▶ [引用文]
• • •

財務活動によるキャッシュフローとは?分析方法や計算方法、見方のポイントを解説
財務活動によるキャッシュフローは、営業や投資を維持するための資金調達と返済を表します。
財務活動によるキャッシュフローの改善は自社の資金繰りの改善に直結します。
本記事では、財務活動によるキャッシュフローの分析や計算方法、簡単な見方をわかりやすく解説します。
目次[非表示]
- 1.財務活動によるキャッシュフローとは
- 2.財務活動によるキャッシュフローの項目
- 3.財務活動によるキャッシュフローの分析方法
- 3.1.プラスの場合
- 3.2.マイナスの場合
- 3.3.他の指標との比較が大切
- 4.財務活動によるキャッシュフローはマイナスが普通?
- 4.1.現金預金との比較
- 4.2.営業キャッシュフローとの比較
- 4.3.財務活動によるキャッシュフローのマイナスが続く時
- 5.キャッシュフローの改善策はエフアンドエムがサポートします
- 6.まとめ
財務活動によるキャッシュフローとは
財務活動によるキャッシュフローでは、借入によるお金の流入、借入の返済によるお金の支出などを表示します。
具体的な内容は次のとおりです。
- 借入金の入金、返済
- 社債の発行、償還
- 新株の発行
- 自己株式の取得
- 株主への配当金の支払
財務活動によるキャッシュフローはキャッシュフロー計算書の一部です。
お金が自社に入ってくる流れを+(プラス)、お金を支払う時は-(マイナス)で表示します。
財務活動によるキャッシュフローの項目
財務活動によるキャッシュフォローの対象となる項目は次のとおりです。
借入金の入金、返済
短期借入金や長期借入金の入金をプラス、返済をマイナスで表示します。
短期借入金と長期借入金を分けて表示する場合と合計する場合があります。
社債の発行、償還
社債の発行による入金はプラス、償還による出金はマイナスで表示します。
リース債務(リース負債)
ファイナンスリースの場合、リース会社への返済額のうち元金をマイナスで表示し、利息は営業活動によるキャッシュフローで計算します。
借入金の返済と同じです。
自社株の取得、売却
自社株を購入した場合はマイナス、自社株を株主に売却した場合は入金額をプラスとします。
新株の発行(増資)
新たに株式を発行する、増資する場合は、払い込みされた金額をプラスとします。
株主への配当
株主へ配当金を支払った場合は、支払額をマイナスで表示します。
財務活動によるキャッシュフローの分析方法
財務活動によるキャッシュフローでは、借入などの資金調達をプラス、借入の返済などをマイナスで表示します。

• • •

▶ [抽出データ]

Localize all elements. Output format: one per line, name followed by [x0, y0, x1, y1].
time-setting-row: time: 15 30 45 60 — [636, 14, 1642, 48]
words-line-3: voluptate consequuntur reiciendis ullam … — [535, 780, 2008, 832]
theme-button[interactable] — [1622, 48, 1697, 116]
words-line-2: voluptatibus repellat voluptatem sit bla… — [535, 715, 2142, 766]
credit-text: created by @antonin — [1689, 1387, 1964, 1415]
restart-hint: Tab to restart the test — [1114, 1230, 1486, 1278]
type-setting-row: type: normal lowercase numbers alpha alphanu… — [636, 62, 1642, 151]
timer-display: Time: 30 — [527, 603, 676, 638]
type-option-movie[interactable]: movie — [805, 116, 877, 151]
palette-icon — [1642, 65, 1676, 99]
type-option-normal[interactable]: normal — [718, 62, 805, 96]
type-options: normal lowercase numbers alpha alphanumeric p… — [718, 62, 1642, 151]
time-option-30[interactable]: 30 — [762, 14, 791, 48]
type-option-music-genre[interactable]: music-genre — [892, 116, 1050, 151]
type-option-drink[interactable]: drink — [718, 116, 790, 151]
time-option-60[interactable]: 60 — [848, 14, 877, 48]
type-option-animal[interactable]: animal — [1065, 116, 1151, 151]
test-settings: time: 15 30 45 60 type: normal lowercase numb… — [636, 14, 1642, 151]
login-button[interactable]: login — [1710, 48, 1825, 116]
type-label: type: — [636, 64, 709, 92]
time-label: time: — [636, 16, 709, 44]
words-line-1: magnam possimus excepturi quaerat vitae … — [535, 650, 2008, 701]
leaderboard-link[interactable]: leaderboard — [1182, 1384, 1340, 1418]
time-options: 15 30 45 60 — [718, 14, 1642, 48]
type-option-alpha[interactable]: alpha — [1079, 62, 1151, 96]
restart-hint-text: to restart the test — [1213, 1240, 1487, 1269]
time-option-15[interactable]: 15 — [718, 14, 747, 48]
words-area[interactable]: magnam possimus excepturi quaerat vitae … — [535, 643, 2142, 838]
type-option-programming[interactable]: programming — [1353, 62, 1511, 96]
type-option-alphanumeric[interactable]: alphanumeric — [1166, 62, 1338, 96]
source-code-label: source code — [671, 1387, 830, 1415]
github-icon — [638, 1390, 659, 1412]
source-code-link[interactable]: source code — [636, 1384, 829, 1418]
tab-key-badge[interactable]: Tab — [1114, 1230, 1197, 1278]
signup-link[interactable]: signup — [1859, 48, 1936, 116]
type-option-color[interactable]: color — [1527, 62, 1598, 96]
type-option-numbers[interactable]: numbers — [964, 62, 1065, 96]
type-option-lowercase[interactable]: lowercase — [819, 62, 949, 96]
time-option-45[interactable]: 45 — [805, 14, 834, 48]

• • •

▶ [やること]
a) 引用文によると、ファイナンスリースの利息はどのキャッシュフローで計算しますか。
b) 引用文の「リース債務(リース負債)」から「株主へ配当金を支払った場合は、支払額をマイナスで表示します。」までを、両端も含めて書き写してください。

▶ [各課題の答え]
a) 営業活動によるキャッシュフローで計算します。

b)
リース債務(リース負債)
ファイナンスリースの場合、リース会社への返済額のうち元金をマイナスで表示し、利息は営業活動によるキャッシュフローで計算します。
借入金の返済と同じです。
自社株の取得、売却
自社株を購入した場合はマイナス、自社株を株主に売却した場合は入金額をプラスとします。
新株の発行(増資)
新たに株式を発行する、増資する場合は、払い込みされた金額をプラスとします。
株主への配当
株主へ配当金を支払った場合は、支払額をマイナスで表示します。